**Exercise aim**
Print every record below exactly as written.

**Data supplied**

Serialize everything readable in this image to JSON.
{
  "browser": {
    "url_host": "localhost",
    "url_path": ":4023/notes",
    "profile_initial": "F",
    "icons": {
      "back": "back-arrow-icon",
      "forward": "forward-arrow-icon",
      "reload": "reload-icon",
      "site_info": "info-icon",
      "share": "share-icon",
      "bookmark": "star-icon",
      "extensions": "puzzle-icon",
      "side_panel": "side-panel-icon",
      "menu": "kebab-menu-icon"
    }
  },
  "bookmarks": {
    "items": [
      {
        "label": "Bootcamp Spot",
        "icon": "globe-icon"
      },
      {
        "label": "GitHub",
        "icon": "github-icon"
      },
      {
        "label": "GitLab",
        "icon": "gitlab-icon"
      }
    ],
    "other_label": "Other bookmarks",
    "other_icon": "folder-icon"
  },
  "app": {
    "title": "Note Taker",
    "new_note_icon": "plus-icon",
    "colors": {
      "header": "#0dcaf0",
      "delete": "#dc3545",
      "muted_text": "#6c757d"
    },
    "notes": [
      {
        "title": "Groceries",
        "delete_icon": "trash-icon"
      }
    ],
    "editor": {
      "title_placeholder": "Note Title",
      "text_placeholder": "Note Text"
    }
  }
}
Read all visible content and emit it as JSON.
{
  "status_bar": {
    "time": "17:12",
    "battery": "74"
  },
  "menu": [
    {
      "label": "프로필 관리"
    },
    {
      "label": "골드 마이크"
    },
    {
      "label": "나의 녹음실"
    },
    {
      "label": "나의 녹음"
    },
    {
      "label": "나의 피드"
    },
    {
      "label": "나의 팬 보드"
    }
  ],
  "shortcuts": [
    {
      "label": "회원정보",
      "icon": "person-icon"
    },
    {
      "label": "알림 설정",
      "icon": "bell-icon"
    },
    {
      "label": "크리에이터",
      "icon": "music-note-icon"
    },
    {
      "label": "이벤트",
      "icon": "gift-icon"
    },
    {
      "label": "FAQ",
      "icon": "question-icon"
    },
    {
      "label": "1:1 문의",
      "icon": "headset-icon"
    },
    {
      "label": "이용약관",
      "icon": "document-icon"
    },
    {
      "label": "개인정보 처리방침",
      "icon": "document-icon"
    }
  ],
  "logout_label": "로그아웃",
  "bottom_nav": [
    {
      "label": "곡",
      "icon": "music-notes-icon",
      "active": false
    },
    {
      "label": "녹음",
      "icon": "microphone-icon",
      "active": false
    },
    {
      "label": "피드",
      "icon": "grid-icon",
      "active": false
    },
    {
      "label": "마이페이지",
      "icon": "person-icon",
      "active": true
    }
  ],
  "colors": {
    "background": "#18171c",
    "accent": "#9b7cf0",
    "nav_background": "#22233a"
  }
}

**Complete answer**
Serialize everything readable in this image to JSON.
{
  "browser": {
    "url_host": "localhost",
    "url_path": ":4023/notes",
    "profile_initial": "F",
    "icons": {
      "back": "back-arrow-icon",
      "forward": "forward-arrow-icon",
      "reload": "reload-icon",
      "site_info": "info-icon",
      "share": "share-icon",
      "bookmark": "star-icon",
      "extensions": "puzzle-icon",
      "side_panel": "side-panel-icon",
      "menu": "kebab-menu-icon"
    }
  },
  "bookmarks": {
    "items": [
      {
        "label": "Bootcamp Spot",
        "icon": "globe-icon"
      },
      {
        "label": "GitHub",
        "icon": "github-icon"
      },
      {
        "label": "GitLab",
        "icon": "gitlab-icon"
      }
    ],
    "other_label": "Other bookmarks",
    "other_icon": "folder-icon"
  },
  "app": {
    "title": "Note Taker",
    "new_note_icon": "plus-icon",
    "colors": {
      "header": "#0dcaf0",
      "delete": "#dc3545",
      "muted_text": "#6c757d"
    },
    "notes": [
      {
        "title": "Groceries",
        "delete_icon": "trash-icon"
      }
    ],
    "editor": {
      "title_placeholder": "Note Title",
      "text_placeholder": "Note Text"
    }
  }
}
Read all visible content and emit it as JSON.
{
  "status_bar": {
    "time": "17:12",
    "battery": "74"
  },
  "menu": [
    {
      "label": "프로필 관리"
    },
    {
      "label": "골드 마이크"
    },
    {
      "label": "나의 녹음실"
    },
    {
      "label": "나의 녹음"
    },
    {
      "label": "나의 피드"
    },
    {
      "label": "나의 팬 보드"
    }
  ],
  "shortcuts": [
    {
      "label": "회원정보",
      "icon": "person-icon"
    },
    {
      "label": "알림 설정",
      "icon": "bell-icon"
    },
    {
      "label": "크리에이터",
      "icon": "music-note-icon"
    },
    {
      "label": "이벤트",
      "icon": "gift-icon"
    },
    {
      "label": "FAQ",
      "icon": "question-icon"
    },
    {
      "label": "1:1 문의",
      "icon": "headset-icon"
    },
    {
      "label": "이용약관",
      "icon": "document-icon"
    },
    {
      "label": "개인정보 처리방침",
      "icon": "document-icon"
    }
  ],
  "logout_label": "로그아웃",
  "bottom_nav": [
    {
      "label": "곡",
      "icon": "music-notes-icon",
      "active": false
    },
    {
      "label": "녹음",
      "icon": "microphone-icon",
      "active": false
    },
    {
      "label": "피드",
      "icon": "grid-icon",
      "active": false
    },
    {
      "label": "마이페이지",
      "icon": "person-icon",
      "active": true
    }
  ],
  "colors": {
    "background": "#18171c",
    "accent": "#9b7cf0",
    "nav_background": "#22233a"
  }
}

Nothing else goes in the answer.